DIRECTIVE
Copy out every line of the data exactly.

Data records:
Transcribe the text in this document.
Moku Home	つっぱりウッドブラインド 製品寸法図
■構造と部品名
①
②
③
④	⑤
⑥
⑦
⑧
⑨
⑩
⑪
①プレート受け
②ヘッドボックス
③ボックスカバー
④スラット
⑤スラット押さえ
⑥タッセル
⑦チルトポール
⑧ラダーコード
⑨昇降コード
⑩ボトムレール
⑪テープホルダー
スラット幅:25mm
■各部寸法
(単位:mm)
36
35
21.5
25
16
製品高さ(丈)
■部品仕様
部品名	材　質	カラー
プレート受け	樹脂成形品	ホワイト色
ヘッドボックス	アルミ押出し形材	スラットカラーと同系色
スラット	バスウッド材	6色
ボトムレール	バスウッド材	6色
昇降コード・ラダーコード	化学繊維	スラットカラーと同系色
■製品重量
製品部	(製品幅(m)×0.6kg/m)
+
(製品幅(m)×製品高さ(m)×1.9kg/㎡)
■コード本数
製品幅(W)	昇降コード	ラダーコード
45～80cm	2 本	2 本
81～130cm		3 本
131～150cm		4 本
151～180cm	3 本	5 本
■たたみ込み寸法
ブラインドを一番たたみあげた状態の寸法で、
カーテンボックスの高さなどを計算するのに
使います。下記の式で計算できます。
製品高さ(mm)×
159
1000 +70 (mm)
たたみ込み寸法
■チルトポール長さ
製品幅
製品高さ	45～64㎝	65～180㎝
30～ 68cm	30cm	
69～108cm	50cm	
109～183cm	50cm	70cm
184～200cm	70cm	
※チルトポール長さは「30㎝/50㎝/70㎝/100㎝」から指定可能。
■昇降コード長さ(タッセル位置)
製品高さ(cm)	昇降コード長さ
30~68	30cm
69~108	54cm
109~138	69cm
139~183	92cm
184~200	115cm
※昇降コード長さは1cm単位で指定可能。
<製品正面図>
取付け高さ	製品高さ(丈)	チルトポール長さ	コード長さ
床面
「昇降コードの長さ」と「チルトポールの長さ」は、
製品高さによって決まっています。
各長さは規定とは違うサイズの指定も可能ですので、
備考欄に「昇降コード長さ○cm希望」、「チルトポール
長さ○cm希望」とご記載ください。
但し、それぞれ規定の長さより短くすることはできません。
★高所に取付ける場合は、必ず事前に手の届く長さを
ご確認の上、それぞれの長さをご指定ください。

IN RESPONSE
Transcribe the text in this document.
Moku Home	つっぱりウッドブラインド 製品寸法図
■構造と部品名
①
②
③
④	⑤
⑥
⑦
⑧
⑨
⑩
⑪
①プレート受け
②ヘッドボックス
③ボックスカバー
④スラット
⑤スラット押さえ
⑥タッセル
⑦チルトポール
⑧ラダーコード
⑨昇降コード
⑩ボトムレール
⑪テープホルダー
スラット幅:25mm
■各部寸法
(単位:mm)
36
35
21.5
25
16
製品高さ(丈)
■部品仕様
部品名	材　質	カラー
プレート受け	樹脂成形品	ホワイト色
ヘッドボックス	アルミ押出し形材	スラットカラーと同系色
スラット	バスウッド材	6色
ボトムレール	バスウッド材	6色
昇降コード・ラダーコード	化学繊維	スラットカラーと同系色
■製品重量
製品部	(製品幅(m)×0.6kg/m)
+
(製品幅(m)×製品高さ(m)×1.9kg/㎡)
■コード本数
製品幅(W)	昇降コード	ラダーコード
45～80cm	2 本	2 本
81～130cm		3 本
131～150cm		4 本
151～180cm	3 本	5 本
■たたみ込み寸法
ブラインドを一番たたみあげた状態の寸法で、
カーテンボックスの高さなどを計算するのに
使います。下記の式で計算できます。
製品高さ(mm)×
159
1000 +70 (mm)
たたみ込み寸法
■チルトポール長さ
製品幅
製品高さ	45～64㎝	65～180㎝
30～ 68cm	30cm	
69～108cm	50cm	
109～183cm	50cm	70cm
184～200cm	70cm	
※チルトポール長さは「30㎝/50㎝/70㎝/100㎝」から指定可能。
■昇降コード長さ(タッセル位置)
製品高さ(cm)	昇降コード長さ
30~68	30cm
69~108	54cm
109~138	69cm
139~183	92cm
184~200	115cm
※昇降コード長さは1cm単位で指定可能。
<製品正面図>
取付け高さ	製品高さ(丈)	チルトポール長さ	コード長さ
床面
「昇降コードの長さ」と「チルトポールの長さ」は、
製品高さによって決まっています。
各長さは規定とは違うサイズの指定も可能ですので、
備考欄に「昇降コード長さ○cm希望」、「チルトポール
長さ○cm希望」とご記載ください。
但し、それぞれ規定の長さより短くすることはできません。
★高所に取付ける場合は、必ず事前に手の届く長さを
ご確認の上、それぞれの長さをご指定ください。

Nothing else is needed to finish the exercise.